• [To be done]:
Of the lines in these entries, how many contain the string "absoluta"? Give the number and nothing else.

• [Dataset rows]:

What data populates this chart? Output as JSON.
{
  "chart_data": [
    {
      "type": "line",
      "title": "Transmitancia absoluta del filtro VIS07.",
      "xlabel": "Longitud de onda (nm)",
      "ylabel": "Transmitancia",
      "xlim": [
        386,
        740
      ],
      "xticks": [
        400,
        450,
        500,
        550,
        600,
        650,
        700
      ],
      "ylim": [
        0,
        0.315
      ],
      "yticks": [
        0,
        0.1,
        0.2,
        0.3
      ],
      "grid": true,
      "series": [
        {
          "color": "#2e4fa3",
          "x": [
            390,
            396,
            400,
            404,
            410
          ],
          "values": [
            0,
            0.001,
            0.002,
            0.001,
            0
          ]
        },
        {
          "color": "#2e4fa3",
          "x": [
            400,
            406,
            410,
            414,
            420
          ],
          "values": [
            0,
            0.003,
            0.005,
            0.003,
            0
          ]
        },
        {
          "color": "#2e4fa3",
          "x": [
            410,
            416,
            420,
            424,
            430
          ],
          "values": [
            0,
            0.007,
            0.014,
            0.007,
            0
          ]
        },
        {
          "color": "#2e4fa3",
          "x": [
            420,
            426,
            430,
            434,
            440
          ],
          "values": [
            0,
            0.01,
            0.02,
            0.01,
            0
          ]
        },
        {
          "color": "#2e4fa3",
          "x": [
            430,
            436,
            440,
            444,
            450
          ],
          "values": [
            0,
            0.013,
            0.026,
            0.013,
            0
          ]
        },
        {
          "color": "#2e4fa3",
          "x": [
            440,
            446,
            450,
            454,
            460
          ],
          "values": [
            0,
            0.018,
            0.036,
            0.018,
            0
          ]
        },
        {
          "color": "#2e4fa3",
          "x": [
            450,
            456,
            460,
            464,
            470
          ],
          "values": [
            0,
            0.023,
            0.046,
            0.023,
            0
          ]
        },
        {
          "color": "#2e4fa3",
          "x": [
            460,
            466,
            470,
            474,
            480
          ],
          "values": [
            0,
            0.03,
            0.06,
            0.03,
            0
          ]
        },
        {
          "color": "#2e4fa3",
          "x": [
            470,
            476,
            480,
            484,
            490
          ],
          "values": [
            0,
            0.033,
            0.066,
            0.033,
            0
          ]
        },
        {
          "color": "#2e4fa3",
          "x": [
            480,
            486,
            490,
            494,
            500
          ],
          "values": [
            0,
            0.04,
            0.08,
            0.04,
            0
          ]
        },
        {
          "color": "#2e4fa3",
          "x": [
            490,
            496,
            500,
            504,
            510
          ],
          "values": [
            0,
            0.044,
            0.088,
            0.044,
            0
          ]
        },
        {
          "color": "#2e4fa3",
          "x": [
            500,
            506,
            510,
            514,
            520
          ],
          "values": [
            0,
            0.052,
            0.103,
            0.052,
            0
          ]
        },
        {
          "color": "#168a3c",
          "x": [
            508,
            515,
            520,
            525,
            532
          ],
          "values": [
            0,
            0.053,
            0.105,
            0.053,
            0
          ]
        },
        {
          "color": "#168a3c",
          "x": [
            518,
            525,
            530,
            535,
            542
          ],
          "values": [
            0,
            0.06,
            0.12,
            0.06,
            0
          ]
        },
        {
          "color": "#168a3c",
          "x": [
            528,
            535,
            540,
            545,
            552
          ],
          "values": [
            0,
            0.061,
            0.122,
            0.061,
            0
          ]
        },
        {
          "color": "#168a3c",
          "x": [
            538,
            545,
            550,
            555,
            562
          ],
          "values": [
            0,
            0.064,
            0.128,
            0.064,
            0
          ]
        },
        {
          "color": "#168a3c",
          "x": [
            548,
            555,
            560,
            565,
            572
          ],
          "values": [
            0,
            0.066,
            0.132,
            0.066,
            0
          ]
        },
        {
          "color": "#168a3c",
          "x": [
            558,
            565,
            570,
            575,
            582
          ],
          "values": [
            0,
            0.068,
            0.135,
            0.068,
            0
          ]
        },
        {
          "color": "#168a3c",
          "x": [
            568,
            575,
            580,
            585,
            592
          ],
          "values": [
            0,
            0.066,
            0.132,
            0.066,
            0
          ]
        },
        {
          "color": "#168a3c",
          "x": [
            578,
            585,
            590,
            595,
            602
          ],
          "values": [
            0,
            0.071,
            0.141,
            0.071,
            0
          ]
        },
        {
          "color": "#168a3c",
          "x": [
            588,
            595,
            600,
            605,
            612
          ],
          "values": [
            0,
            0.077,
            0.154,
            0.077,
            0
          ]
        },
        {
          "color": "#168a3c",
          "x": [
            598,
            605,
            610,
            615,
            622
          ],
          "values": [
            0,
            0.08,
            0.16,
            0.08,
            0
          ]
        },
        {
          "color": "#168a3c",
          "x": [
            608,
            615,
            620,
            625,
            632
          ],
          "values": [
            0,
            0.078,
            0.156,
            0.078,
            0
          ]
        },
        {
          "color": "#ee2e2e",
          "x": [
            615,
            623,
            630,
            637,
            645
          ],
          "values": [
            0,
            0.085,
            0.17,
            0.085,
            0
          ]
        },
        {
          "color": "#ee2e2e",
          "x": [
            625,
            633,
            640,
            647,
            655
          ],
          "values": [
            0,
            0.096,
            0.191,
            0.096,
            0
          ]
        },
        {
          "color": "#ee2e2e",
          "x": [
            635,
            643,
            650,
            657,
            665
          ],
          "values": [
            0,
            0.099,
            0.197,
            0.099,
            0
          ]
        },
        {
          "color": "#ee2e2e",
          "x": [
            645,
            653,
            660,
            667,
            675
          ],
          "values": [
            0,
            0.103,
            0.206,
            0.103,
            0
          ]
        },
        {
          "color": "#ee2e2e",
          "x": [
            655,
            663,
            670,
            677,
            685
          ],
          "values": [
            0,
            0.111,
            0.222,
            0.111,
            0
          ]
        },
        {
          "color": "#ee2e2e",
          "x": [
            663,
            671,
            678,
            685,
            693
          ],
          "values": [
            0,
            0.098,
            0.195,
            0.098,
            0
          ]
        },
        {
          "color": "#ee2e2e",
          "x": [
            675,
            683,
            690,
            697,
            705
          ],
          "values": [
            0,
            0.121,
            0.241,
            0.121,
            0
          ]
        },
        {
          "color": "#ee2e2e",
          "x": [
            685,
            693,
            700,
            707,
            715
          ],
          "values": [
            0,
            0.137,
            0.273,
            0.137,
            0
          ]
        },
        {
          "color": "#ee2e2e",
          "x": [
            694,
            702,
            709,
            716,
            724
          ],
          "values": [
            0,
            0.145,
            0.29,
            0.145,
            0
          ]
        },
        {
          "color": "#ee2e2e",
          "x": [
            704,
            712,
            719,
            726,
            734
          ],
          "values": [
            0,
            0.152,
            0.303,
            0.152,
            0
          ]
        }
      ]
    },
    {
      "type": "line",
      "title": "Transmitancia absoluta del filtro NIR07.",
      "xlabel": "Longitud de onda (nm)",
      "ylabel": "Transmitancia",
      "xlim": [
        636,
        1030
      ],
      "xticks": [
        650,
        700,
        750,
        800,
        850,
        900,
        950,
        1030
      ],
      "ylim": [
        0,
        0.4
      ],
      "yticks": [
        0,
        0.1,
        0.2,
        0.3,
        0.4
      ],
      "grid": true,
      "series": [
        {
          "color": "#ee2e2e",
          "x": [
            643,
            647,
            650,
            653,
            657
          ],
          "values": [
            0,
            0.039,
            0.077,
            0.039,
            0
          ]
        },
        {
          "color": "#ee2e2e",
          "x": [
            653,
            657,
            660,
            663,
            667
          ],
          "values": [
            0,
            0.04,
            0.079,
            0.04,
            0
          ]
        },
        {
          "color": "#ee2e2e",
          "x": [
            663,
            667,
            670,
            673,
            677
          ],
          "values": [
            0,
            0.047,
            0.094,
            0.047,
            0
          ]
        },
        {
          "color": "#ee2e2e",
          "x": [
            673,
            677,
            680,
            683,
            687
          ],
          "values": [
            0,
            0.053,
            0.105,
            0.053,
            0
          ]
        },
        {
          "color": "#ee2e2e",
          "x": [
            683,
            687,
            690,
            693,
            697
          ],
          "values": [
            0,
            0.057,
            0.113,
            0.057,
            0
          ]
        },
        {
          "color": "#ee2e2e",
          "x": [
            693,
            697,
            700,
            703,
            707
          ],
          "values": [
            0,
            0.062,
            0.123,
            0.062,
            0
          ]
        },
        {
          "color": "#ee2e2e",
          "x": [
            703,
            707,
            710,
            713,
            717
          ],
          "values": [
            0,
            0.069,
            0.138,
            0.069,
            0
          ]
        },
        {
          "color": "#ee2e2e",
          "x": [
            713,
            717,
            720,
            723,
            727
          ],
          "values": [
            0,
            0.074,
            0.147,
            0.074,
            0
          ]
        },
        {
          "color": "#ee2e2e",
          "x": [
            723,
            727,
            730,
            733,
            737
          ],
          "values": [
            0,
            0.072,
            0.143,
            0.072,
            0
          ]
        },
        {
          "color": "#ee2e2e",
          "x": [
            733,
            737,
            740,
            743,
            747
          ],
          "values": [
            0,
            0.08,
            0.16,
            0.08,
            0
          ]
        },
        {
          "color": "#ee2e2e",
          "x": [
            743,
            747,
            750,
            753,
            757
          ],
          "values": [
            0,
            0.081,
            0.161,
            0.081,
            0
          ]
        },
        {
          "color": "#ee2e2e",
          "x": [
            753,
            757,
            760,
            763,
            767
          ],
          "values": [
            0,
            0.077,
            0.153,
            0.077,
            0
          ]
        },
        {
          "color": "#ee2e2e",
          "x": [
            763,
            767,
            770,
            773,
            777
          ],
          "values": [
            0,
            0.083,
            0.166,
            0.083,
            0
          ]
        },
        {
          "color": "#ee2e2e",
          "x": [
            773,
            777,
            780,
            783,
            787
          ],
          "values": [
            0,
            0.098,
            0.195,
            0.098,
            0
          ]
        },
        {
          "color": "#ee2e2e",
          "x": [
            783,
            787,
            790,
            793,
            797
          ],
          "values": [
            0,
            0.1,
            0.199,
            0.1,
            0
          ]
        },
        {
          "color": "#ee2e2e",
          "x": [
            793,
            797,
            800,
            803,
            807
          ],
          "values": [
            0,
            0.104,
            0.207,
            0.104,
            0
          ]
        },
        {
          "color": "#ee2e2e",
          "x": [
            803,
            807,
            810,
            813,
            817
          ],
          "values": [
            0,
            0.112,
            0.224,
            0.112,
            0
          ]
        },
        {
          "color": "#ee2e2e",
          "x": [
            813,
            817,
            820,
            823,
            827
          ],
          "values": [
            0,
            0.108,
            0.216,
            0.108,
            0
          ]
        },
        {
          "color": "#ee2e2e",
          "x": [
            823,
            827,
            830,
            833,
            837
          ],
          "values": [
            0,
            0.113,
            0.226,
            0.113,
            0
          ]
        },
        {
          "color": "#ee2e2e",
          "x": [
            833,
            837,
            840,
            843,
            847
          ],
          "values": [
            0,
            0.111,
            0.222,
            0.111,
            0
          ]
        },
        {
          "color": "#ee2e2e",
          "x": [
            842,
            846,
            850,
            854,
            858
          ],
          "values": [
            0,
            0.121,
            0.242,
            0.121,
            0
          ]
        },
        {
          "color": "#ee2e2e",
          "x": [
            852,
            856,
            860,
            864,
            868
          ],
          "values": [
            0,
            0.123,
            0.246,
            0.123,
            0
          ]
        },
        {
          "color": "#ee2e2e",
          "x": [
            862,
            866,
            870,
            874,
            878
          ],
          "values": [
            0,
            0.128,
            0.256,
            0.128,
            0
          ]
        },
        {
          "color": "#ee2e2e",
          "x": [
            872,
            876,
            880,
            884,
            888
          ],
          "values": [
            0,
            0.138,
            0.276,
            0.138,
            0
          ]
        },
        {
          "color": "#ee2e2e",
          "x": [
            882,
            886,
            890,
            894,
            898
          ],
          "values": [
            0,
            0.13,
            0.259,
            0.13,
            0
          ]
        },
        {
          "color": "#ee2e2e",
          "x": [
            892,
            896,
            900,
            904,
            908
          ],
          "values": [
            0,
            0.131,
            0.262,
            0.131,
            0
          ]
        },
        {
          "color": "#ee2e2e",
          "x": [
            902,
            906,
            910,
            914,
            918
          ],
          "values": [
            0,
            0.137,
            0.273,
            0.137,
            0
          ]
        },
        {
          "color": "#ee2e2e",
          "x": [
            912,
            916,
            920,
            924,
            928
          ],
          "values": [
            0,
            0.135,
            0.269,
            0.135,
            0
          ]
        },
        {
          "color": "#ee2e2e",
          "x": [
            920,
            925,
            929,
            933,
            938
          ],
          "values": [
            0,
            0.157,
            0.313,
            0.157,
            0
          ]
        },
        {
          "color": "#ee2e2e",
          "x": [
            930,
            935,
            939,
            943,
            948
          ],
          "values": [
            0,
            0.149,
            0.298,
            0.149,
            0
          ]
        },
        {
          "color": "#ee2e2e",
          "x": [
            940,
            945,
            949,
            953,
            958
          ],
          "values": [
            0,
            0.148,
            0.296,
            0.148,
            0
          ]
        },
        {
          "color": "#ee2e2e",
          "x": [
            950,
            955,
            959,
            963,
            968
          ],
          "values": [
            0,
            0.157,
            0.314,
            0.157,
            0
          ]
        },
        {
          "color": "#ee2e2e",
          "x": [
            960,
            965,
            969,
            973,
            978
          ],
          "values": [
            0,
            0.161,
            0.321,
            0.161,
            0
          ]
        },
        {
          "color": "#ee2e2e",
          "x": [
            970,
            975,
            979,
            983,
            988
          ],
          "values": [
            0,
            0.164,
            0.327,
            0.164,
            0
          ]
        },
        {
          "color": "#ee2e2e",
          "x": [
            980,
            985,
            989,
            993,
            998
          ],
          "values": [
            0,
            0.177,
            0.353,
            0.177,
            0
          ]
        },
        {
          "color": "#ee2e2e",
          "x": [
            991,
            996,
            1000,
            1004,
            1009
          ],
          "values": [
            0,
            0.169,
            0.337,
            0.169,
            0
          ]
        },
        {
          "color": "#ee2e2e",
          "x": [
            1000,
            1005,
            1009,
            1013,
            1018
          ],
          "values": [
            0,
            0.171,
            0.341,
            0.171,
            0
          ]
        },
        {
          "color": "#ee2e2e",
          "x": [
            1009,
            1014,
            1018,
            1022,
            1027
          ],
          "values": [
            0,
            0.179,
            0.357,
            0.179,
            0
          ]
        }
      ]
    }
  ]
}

• [The answer]:
2